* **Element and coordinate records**
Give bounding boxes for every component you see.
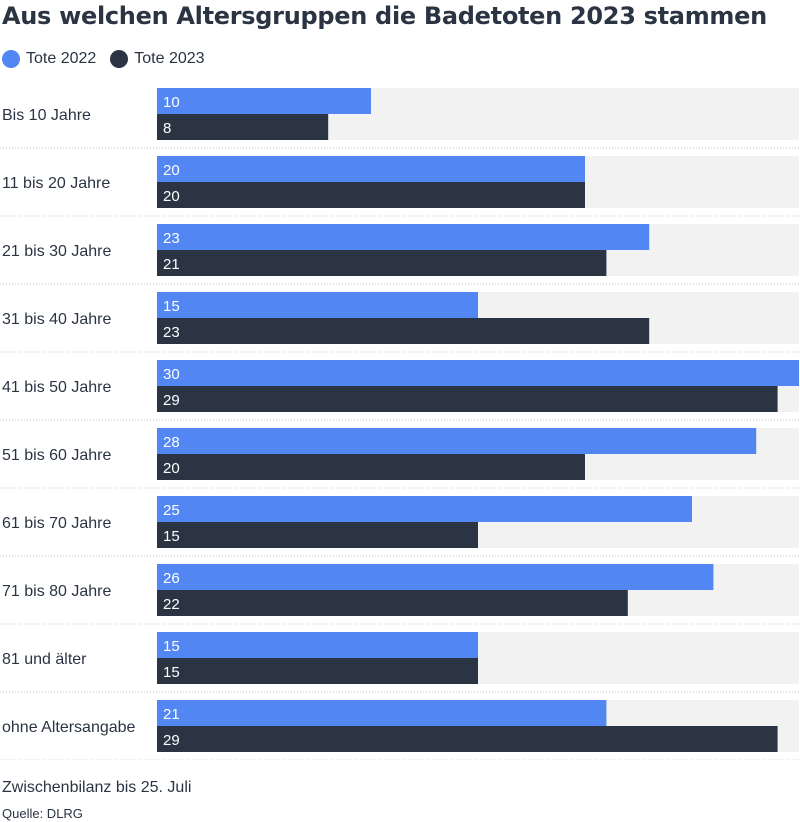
bar-2022 <box>157 292 478 318</box>
bar-2023 <box>157 590 628 616</box>
bar-2023 <box>157 318 650 344</box>
bar-2022 <box>157 224 650 250</box>
value-label: 21 <box>163 706 180 723</box>
category-label: 41 bis 50 Jahre <box>2 379 112 396</box>
bar-2023 <box>157 114 329 140</box>
bar-2023 <box>157 726 778 752</box>
value-label: 25 <box>163 502 180 519</box>
value-label: 20 <box>163 460 180 477</box>
bar-2023 <box>157 182 585 208</box>
value-label: 29 <box>163 392 180 409</box>
bar-2023 <box>157 250 607 276</box>
value-label: 29 <box>163 732 180 749</box>
value-label: 26 <box>163 570 180 587</box>
bar-2022 <box>157 700 607 726</box>
legend-swatch-2023 <box>110 50 129 68</box>
bar-2022 <box>157 496 692 522</box>
category-label: 11 bis 20 Jahre <box>2 175 110 192</box>
bar-2022 <box>157 360 799 386</box>
bar-2022 <box>157 88 371 114</box>
bar-2022 <box>157 428 757 454</box>
category-label: 21 bis 30 Jahre <box>2 243 112 260</box>
category-label: 61 bis 70 Jahre <box>2 515 112 532</box>
bar-chart: Bis 10 Jahre 10 8 11 bis 20 Jahre 20 20 21 bis… <box>0 88 800 760</box>
value-label: 22 <box>163 596 180 613</box>
chart-title: Aus welchen Altersgruppen die Badetoten … <box>2 2 767 30</box>
category-label: Bis 10 Jahre <box>2 107 91 124</box>
value-label: 15 <box>163 664 180 681</box>
value-label: 10 <box>163 94 180 111</box>
footnote: Zwischenbilanz bis 25. Juli <box>2 779 192 796</box>
category-label: 81 und älter <box>2 651 87 668</box>
value-label: 8 <box>163 120 171 137</box>
bar-2023 <box>157 454 585 480</box>
legend-label-2022: Tote 2022 <box>26 50 97 67</box>
legend-item-2022: Tote 2022 <box>2 50 96 68</box>
category-label: 31 bis 40 Jahre <box>2 311 112 328</box>
bar-2022 <box>157 156 585 182</box>
value-label: 20 <box>163 162 180 179</box>
legend-label-2023: Tote 2023 <box>134 50 205 67</box>
bar-2023 <box>157 386 778 412</box>
value-label: 21 <box>163 256 180 273</box>
source-note: Quelle: DLRG <box>2 806 83 821</box>
legend-swatch-2022 <box>2 50 20 68</box>
legend-item-2023: Tote 2023 <box>110 50 205 68</box>
bar-2023 <box>157 658 478 684</box>
value-label: 30 <box>163 366 180 383</box>
value-label: 23 <box>163 230 180 247</box>
legend: Tote 2022 Tote 2023 <box>2 50 219 68</box>
bar-2022 <box>157 632 478 658</box>
value-label: 23 <box>163 324 180 341</box>
category-label: 51 bis 60 Jahre <box>2 447 112 464</box>
value-label: 28 <box>163 434 180 451</box>
value-label: 15 <box>163 638 180 655</box>
category-label: ohne Altersangabe <box>2 719 136 736</box>
value-label: 20 <box>163 188 180 205</box>
category-label: 71 bis 80 Jahre <box>2 583 112 600</box>
value-label: 15 <box>163 528 180 545</box>
bar-2023 <box>157 522 478 548</box>
bar-2022 <box>157 564 714 590</box>
value-label: 15 <box>163 298 180 315</box>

* **Required work**
State how many lines in the entries above contain the string "swatch", treating uppercase and lowercase as different, and reply with only that number.

* **Task answer**
2